Work to complete:
Set the listing down again exactly, please, apart from its pictures.

[Records from a dataset]
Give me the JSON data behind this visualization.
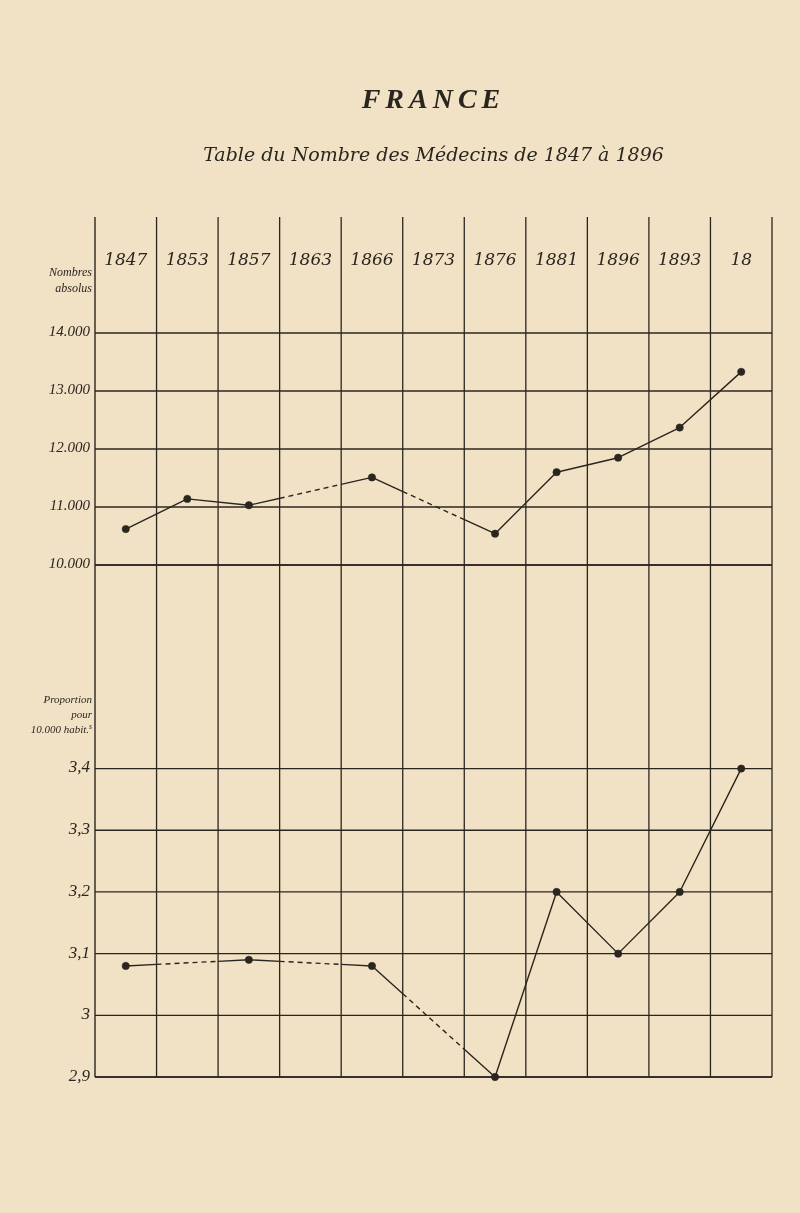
{
  "chart_data": [
    {
      "type": "line",
      "title": "FRANCE",
      "subtitle": "Table du Nombre des Médecins de 1847 à 1896",
      "ylabel": "Nombres absolus",
      "categories": [
        "1847",
        "1853",
        "1857",
        "1863",
        "1866",
        "1873",
        "1876",
        "1881",
        "1896",
        "1893",
        "18"
      ],
      "series": [
        {
          "color": "#2b2520",
          "values": [
            10620,
            11140,
            11030,
            null,
            11510,
            null,
            10540,
            11600,
            11850,
            12370,
            13330
          ],
          "line_style": "dashed"
        }
      ],
      "ylim": [
        10000,
        16000
      ],
      "yticks": [
        {
          "value": 10000,
          "label": "10.000"
        },
        {
          "value": 11000,
          "label": "11.000"
        },
        {
          "value": 12000,
          "label": "12.000"
        },
        {
          "value": 13000,
          "label": "13.000"
        },
        {
          "value": 14000,
          "label": "14.000"
        }
      ],
      "grid": true,
      "marker": "circle"
    },
    {
      "type": "line",
      "ylabel": "Proportion pour 10.000 habit.$^{s}$",
      "categories": [
        null,
        null,
        null,
        null,
        null,
        null,
        null,
        null,
        null,
        null,
        null
      ],
      "series": [
        {
          "color": "#2b2520",
          "values": [
            3.08,
            null,
            3.09,
            null,
            3.08,
            null,
            2.9,
            3.2,
            3.1,
            3.2,
            3.4
          ],
          "line_style": "dashed"
        }
      ],
      "ylim": [
        2.9,
        3.73
      ],
      "yticks": [
        {
          "value": 2.9,
          "label": "2,9"
        },
        {
          "value": 3,
          "label": "3"
        },
        {
          "value": 3.1,
          "label": "3,1"
        },
        {
          "value": 3.2,
          "label": "3,2"
        },
        {
          "value": 3.3,
          "label": "3,3"
        },
        {
          "value": 3.4,
          "label": "3,4"
        }
      ],
      "grid": true,
      "marker": "circle"
    }
  ]
}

Output for this task:
Give me the JSON data behind this visualization.
{
  "chart_data": [
    {
      "type": "line",
      "title": "FRANCE",
      "subtitle": "Table du Nombre des Médecins de 1847 à 1896",
      "ylabel": "Nombres absolus",
      "categories": [
        "1847",
        "1853",
        "1857",
        "1863",
        "1866",
        "1873",
        "1876",
        "1881",
        "1896",
        "1893",
        "18"
      ],
      "series": [
        {
          "color": "#2b2520",
          "values": [
            10620,
            11140,
            11030,
            null,
            11510,
            null,
            10540,
            11600,
            11850,
            12370,
            13330
          ],
          "line_style": "dashed"
        }
      ],
      "ylim": [
        10000,
        16000
      ],
      "yticks": [
        {
          "value": 10000,
          "label": "10.000"
        },
        {
          "value": 11000,
          "label": "11.000"
        },
        {
          "value": 12000,
          "label": "12.000"
        },
        {
          "value": 13000,
          "label": "13.000"
        },
        {
          "value": 14000,
          "label": "14.000"
        }
      ],
      "grid": true,
      "marker": "circle"
    },
    {
      "type": "line",
      "ylabel": "Proportion pour 10.000 habit.$^{s}$",
      "categories": [
        null,
        null,
        null,
        null,
        null,
        null,
        null,
        null,
        null,
        null,
        null
      ],
      "series": [
        {
          "color": "#2b2520",
          "values": [
            3.08,
            null,
            3.09,
            null,
            3.08,
            null,
            2.9,
            3.2,
            3.1,
            3.2,
            3.4
          ],
          "line_style": "dashed"
        }
      ],
      "ylim": [
        2.9,
        3.73
      ],
      "yticks": [
        {
          "value": 2.9,
          "label": "2,9"
        },
        {
          "value": 3,
          "label": "3"
        },
        {
          "value": 3.1,
          "label": "3,1"
        },
        {
          "value": 3.2,
          "label": "3,2"
        },
        {
          "value": 3.3,
          "label": "3,3"
        },
        {
          "value": 3.4,
          "label": "3,4"
        }
      ],
      "grid": true,
      "marker": "circle"
    }
  ]
}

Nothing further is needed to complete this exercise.